(Extracted records)
########
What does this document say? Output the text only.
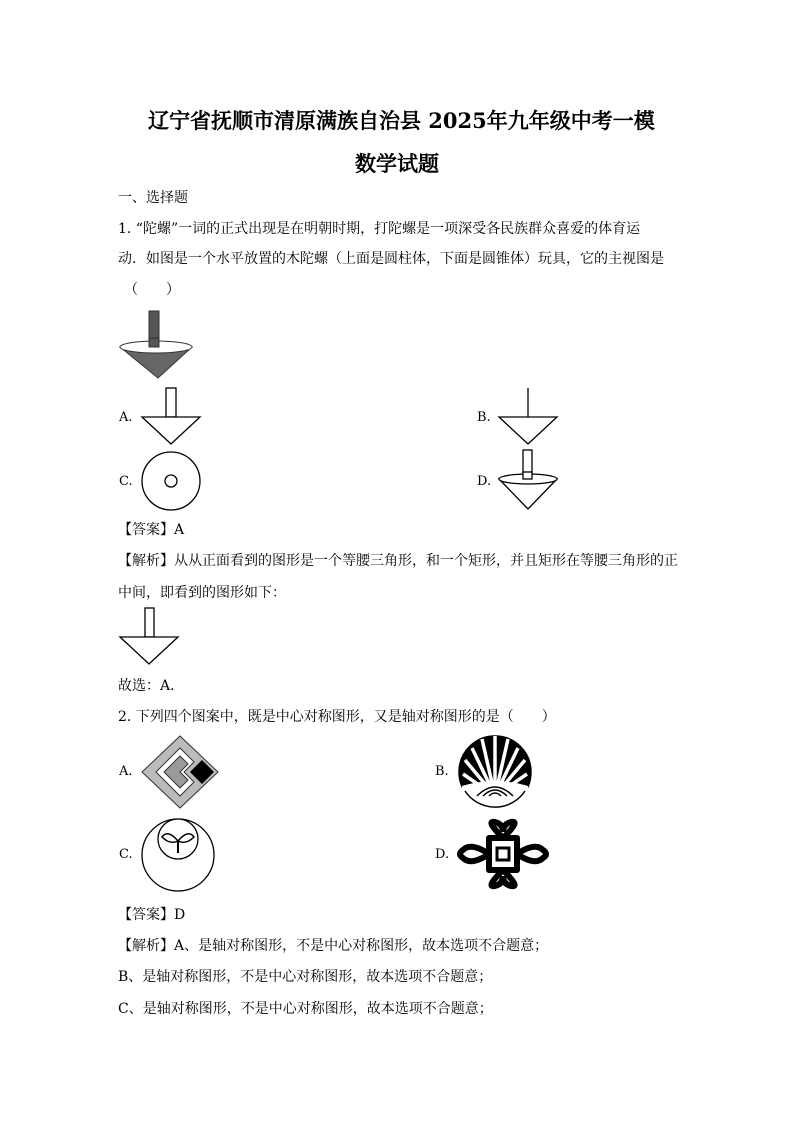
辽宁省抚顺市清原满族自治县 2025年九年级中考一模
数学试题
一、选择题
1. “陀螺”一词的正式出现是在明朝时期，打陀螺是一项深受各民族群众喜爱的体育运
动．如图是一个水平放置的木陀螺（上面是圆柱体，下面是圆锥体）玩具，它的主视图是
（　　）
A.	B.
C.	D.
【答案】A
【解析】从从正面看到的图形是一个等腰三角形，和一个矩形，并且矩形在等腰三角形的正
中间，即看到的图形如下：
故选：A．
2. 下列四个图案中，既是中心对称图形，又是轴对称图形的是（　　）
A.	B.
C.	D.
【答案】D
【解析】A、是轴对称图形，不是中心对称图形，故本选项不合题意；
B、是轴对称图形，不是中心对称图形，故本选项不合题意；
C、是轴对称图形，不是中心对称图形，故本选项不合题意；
########
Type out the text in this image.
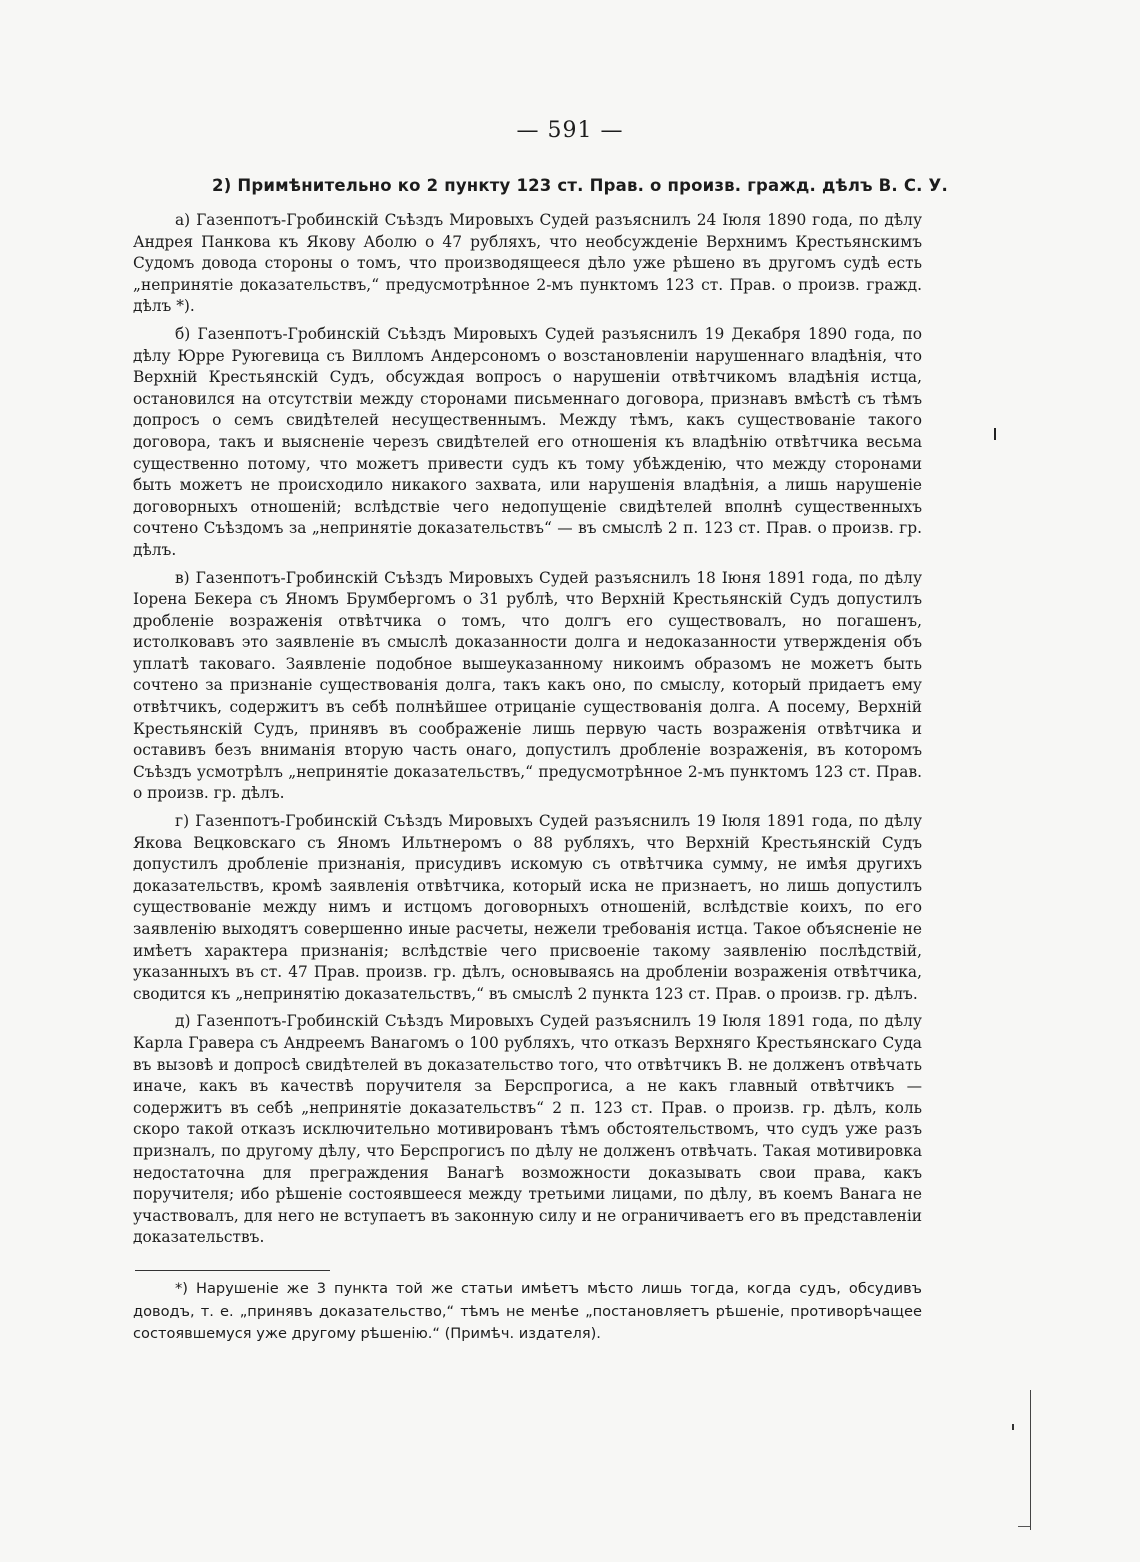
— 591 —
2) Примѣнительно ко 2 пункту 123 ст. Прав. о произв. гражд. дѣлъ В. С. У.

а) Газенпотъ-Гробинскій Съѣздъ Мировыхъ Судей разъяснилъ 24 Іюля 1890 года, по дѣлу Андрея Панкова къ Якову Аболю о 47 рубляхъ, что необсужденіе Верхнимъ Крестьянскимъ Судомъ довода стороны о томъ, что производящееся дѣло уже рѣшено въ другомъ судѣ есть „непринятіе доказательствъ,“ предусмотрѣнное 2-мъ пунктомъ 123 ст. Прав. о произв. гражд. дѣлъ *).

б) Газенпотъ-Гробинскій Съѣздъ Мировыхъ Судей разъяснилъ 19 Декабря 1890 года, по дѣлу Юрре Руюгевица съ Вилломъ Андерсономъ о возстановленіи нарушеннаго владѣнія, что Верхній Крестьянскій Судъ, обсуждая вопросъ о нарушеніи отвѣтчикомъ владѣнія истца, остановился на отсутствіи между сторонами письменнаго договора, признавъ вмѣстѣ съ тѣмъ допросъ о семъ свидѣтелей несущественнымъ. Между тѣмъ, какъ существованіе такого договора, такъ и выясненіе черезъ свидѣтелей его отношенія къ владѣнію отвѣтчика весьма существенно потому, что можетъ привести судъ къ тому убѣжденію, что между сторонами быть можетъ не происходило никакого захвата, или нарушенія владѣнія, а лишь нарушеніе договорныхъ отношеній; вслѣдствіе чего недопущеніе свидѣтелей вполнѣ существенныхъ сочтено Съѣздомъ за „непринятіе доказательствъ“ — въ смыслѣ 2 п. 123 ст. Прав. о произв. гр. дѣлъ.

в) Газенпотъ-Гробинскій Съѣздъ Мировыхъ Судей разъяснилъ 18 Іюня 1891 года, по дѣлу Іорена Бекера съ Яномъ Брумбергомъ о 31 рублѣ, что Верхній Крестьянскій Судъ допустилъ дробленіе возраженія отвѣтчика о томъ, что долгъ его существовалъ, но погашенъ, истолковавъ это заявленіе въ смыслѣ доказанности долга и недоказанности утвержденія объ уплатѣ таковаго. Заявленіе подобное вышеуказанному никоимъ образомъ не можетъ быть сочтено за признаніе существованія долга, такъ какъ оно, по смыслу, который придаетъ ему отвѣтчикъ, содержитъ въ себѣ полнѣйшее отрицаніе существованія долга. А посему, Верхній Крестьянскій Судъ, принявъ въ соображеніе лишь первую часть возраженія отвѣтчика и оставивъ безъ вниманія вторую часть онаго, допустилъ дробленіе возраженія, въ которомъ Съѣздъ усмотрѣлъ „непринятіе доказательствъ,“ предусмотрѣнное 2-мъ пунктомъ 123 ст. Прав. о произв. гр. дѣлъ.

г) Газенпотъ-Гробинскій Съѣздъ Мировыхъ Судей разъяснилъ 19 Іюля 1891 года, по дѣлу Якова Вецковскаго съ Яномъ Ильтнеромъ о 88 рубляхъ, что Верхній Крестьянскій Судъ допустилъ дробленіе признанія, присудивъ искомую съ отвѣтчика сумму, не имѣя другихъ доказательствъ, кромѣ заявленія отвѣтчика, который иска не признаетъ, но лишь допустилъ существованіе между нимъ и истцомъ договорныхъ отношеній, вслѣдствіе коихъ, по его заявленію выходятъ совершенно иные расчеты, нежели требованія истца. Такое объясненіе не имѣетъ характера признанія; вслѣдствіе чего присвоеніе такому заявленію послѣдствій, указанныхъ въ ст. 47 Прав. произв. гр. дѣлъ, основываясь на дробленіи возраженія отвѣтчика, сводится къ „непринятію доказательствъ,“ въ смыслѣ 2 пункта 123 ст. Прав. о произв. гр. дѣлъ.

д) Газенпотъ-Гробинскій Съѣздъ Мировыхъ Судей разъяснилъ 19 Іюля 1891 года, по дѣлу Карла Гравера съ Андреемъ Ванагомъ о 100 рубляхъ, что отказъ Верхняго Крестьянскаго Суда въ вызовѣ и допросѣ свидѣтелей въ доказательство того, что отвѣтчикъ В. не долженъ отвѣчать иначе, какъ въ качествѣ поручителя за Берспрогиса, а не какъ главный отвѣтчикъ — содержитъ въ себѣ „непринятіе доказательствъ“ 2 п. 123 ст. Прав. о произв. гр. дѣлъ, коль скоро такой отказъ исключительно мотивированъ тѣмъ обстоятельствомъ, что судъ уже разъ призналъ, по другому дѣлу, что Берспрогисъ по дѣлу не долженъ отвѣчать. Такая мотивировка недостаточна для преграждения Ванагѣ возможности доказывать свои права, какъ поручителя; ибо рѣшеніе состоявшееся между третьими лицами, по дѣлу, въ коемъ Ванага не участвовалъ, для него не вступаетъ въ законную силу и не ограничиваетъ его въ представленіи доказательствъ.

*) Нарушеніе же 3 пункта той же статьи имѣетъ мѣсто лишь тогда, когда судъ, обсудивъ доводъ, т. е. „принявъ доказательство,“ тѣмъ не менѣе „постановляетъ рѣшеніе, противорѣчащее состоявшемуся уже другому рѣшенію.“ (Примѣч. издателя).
########
:: Work to complete ::
Report every line containing the word "this" from the listing above.

:: Response to the exercise ::
What does this document say? Output the text only.
Type out the text in this image.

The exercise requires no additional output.